● **TASK TO COMPLETE**
Read the data and repeat it in full, exactly.

● **DATASET ROWS**
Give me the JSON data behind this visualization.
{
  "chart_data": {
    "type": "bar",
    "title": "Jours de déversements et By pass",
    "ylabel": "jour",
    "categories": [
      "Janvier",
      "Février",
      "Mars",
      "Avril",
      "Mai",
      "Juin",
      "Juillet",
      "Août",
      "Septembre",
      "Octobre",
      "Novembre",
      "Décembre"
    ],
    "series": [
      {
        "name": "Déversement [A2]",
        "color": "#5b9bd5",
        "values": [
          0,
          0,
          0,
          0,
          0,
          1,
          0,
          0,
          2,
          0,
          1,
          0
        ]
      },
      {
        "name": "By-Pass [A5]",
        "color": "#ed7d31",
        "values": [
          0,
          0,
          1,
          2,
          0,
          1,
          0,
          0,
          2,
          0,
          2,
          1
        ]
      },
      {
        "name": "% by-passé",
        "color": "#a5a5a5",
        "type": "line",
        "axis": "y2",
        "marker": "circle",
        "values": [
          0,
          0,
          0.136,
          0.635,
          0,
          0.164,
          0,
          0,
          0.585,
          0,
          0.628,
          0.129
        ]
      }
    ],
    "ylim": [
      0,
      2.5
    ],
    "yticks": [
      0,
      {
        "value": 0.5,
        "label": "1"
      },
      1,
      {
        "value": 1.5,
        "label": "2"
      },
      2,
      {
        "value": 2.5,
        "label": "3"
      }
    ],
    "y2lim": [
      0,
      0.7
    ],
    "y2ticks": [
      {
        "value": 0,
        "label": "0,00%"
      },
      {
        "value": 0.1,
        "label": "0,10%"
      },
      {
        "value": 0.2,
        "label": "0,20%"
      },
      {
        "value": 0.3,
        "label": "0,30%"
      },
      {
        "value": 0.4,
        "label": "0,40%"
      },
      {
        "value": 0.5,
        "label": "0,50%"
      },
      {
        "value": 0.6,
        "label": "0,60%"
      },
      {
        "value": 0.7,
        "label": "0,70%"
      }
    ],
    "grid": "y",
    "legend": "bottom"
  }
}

● **CORRECT RESPONSE**
Give me the JSON data behind this visualization.
{
  "chart_data": {
    "type": "bar",
    "title": "Jours de déversements et By pass",
    "ylabel": "jour",
    "categories": [
      "Janvier",
      "Février",
      "Mars",
      "Avril",
      "Mai",
      "Juin",
      "Juillet",
      "Août",
      "Septembre",
      "Octobre",
      "Novembre",
      "Décembre"
    ],
    "series": [
      {
        "name": "Déversement [A2]",
        "color": "#5b9bd5",
        "values": [
          0,
          0,
          0,
          0,
          0,
          1,
          0,
          0,
          2,
          0,
          1,
          0
        ]
      },
      {
        "name": "By-Pass [A5]",
        "color": "#ed7d31",
        "values": [
          0,
          0,
          1,
          2,
          0,
          1,
          0,
          0,
          2,
          0,
          2,
          1
        ]
      },
      {
        "name": "% by-passé",
        "color": "#a5a5a5",
        "type": "line",
        "axis": "y2",
        "marker": "circle",
        "values": [
          0,
          0,
          0.136,
          0.635,
          0,
          0.164,
          0,
          0,
          0.585,
          0,
          0.628,
          0.129
        ]
      }
    ],
    "ylim": [
      0,
      2.5
    ],
    "yticks": [
      0,
      {
        "value": 0.5,
        "label": "1"
      },
      1,
      {
        "value": 1.5,
        "label": "2"
      },
      2,
      {
        "value": 2.5,
        "label": "3"
      }
    ],
    "y2lim": [
      0,
      0.7
    ],
    "y2ticks": [
      {
        "value": 0,
        "label": "0,00%"
      },
      {
        "value": 0.1,
        "label": "0,10%"
      },
      {
        "value": 0.2,
        "label": "0,20%"
      },
      {
        "value": 0.3,
        "label": "0,30%"
      },
      {
        "value": 0.4,
        "label": "0,40%"
      },
      {
        "value": 0.5,
        "label": "0,50%"
      },
      {
        "value": 0.6,
        "label": "0,60%"
      },
      {
        "value": 0.7,
        "label": "0,70%"
      }
    ],
    "grid": "y",
    "legend": "bottom"
  }
}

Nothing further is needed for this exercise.